:: Task to carry out ::
Copy each line that contains the word "value".
[START OF Data records]
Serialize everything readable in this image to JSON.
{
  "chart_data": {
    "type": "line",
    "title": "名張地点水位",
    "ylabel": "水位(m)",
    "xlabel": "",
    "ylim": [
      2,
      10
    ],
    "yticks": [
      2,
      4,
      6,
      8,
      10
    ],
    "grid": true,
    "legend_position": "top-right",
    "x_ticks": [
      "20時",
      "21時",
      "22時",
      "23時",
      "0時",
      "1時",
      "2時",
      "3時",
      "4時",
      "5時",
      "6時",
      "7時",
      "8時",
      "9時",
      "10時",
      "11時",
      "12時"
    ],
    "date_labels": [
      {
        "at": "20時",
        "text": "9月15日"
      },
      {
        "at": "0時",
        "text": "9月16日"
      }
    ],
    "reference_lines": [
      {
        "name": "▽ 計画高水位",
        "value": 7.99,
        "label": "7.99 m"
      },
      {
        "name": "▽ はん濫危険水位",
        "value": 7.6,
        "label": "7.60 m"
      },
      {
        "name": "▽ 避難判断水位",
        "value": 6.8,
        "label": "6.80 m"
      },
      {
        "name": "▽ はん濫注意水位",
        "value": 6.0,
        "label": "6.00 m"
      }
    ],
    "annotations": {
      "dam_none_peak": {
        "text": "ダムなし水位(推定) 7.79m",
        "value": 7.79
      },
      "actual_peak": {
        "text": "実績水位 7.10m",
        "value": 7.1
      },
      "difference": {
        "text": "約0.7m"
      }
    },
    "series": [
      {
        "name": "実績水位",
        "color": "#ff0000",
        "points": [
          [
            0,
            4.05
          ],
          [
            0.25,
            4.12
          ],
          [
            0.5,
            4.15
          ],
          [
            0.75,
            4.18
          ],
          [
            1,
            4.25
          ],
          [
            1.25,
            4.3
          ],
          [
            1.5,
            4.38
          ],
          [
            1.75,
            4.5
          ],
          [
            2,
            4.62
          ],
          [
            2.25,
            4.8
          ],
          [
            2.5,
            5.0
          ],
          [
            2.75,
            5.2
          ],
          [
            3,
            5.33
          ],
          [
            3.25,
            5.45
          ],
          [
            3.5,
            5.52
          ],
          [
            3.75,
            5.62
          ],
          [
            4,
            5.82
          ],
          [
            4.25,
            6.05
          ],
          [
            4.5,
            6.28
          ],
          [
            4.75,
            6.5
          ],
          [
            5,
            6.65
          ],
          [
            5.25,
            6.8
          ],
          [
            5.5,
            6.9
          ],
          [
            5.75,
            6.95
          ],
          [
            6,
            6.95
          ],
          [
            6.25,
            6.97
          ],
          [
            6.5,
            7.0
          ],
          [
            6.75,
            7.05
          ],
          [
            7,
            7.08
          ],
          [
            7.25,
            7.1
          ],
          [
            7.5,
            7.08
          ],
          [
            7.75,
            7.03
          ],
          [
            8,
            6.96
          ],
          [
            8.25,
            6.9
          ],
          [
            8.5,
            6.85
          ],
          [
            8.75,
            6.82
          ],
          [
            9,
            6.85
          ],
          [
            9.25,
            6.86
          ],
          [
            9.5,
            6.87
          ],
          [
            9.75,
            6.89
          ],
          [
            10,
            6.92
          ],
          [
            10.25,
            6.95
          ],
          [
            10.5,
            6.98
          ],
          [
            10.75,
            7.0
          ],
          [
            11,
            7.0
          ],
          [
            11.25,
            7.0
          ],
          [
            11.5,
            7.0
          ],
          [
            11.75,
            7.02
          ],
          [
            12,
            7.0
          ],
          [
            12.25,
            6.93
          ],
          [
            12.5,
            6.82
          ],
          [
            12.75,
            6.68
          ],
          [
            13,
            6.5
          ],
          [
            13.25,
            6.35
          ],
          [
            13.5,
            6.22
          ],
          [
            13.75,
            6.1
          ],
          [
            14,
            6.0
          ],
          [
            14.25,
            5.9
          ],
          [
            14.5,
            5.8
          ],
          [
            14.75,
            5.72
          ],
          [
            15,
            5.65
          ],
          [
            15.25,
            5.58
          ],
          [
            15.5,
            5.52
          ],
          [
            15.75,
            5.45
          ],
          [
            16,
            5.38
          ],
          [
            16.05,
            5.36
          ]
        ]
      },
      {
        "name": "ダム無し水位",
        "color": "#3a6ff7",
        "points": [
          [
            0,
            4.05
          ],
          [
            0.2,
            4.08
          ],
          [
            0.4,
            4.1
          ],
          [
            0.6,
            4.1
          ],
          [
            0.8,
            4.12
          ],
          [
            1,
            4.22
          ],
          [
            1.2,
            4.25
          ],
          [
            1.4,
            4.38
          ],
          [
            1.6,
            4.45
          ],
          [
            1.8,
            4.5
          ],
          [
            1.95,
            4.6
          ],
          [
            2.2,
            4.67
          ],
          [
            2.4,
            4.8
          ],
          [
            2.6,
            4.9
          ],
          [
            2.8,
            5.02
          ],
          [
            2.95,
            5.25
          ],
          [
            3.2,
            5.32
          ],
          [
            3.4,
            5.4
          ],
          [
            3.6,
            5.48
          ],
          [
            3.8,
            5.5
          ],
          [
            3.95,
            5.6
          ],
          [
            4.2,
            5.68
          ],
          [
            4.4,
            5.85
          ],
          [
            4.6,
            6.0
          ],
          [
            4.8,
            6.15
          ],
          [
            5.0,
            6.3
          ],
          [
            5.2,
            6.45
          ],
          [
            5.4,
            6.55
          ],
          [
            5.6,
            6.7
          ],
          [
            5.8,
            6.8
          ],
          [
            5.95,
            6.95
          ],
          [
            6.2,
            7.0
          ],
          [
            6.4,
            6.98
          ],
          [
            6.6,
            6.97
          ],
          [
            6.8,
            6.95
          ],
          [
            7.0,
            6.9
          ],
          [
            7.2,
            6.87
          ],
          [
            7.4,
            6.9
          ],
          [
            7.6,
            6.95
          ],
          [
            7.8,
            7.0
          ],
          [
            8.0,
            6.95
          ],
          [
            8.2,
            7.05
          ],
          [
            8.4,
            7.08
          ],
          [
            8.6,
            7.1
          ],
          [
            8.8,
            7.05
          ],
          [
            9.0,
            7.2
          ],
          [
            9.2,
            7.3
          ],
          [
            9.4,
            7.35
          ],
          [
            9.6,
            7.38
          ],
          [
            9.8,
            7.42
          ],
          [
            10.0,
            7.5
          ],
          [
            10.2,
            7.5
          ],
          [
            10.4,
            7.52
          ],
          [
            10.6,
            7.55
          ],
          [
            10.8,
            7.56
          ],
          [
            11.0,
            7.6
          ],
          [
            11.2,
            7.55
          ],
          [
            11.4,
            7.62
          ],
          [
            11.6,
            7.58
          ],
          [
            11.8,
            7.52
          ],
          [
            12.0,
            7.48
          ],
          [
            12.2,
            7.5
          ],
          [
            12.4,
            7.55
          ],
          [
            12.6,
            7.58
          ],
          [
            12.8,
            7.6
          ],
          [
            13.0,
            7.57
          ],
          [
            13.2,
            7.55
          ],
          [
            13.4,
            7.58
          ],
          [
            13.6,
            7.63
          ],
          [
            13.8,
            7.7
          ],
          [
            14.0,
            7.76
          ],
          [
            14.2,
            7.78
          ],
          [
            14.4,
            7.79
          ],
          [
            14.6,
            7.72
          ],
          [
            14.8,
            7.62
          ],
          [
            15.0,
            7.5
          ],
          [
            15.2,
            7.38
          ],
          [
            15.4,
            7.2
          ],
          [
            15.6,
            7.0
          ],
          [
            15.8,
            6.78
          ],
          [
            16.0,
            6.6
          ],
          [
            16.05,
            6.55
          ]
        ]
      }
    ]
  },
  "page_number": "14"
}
[END OF Data records]
:: Result ::
        "value": 7.99,
        "value": 7.6,
        "value": 6.8,
        "value": 6.0,
        "value": 7.79
        "value": 7.1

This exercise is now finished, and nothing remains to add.